Required task -> Pick out the lines below that include the string "septembre".
"""
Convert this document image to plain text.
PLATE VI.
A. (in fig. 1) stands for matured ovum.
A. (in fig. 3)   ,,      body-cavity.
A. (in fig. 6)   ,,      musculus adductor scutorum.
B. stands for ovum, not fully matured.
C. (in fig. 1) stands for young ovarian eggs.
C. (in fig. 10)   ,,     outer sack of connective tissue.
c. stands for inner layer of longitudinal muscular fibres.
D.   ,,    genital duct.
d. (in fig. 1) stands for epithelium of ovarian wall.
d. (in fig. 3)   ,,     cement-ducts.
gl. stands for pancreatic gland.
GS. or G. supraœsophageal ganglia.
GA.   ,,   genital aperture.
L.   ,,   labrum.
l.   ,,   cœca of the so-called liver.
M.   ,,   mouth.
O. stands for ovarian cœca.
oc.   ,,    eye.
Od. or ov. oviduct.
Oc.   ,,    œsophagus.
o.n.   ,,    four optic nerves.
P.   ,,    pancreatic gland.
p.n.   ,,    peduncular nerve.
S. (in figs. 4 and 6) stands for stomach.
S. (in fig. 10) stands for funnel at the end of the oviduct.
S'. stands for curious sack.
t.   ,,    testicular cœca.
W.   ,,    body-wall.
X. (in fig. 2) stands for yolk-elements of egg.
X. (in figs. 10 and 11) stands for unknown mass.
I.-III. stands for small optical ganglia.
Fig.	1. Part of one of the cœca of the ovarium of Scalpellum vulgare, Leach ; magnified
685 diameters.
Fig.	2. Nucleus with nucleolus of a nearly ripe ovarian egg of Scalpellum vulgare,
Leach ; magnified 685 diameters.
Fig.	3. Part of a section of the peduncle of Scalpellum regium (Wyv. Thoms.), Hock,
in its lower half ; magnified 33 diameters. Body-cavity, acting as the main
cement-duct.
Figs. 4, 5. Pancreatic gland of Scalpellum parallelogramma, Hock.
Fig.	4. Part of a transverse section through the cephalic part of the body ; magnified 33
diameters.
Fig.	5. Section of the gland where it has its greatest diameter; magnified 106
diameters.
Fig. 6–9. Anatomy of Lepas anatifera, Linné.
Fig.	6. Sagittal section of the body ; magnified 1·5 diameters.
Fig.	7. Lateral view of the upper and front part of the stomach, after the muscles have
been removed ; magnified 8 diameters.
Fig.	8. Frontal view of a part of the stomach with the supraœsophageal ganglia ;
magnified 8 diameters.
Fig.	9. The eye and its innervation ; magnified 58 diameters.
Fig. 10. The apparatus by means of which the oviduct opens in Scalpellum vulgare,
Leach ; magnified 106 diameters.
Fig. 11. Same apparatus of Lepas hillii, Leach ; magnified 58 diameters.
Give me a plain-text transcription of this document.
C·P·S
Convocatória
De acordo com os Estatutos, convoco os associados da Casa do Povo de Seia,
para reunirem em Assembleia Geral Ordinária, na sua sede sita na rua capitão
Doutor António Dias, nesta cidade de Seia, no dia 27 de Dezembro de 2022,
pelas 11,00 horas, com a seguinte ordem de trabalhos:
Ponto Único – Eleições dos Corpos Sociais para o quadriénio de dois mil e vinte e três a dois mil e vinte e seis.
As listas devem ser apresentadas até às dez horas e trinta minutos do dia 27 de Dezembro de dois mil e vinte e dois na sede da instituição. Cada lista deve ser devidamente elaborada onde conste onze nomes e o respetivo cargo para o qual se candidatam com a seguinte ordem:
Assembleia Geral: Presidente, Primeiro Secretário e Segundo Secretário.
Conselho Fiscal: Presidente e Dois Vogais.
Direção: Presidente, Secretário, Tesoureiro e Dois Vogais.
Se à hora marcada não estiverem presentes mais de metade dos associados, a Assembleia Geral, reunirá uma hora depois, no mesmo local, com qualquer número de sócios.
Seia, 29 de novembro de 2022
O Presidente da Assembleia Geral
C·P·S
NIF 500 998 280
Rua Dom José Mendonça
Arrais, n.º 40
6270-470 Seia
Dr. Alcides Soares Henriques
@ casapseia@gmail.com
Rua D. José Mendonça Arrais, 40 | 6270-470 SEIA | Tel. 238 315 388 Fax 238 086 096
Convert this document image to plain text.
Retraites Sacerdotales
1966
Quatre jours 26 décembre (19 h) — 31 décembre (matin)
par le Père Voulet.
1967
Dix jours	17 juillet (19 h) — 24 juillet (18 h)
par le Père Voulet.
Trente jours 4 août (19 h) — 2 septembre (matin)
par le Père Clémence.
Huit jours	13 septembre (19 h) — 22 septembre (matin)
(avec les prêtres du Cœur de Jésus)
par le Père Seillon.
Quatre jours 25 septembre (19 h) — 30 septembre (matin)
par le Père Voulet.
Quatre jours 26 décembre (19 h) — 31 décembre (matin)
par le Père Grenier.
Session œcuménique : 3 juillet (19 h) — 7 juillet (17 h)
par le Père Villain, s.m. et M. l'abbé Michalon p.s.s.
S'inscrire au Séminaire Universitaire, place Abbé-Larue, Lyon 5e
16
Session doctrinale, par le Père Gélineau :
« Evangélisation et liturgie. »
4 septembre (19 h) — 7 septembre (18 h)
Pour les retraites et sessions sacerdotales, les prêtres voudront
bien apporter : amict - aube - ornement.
"""
Exercise result ->
Trente jours 4 août (19 h) — 2 septembre (matin)
Huit jours	13 septembre (19 h) — 22 septembre (matin)
Quatre jours 25 septembre (19 h) — 30 septembre (matin)
4 septembre (19 h) — 7 septembre (18 h)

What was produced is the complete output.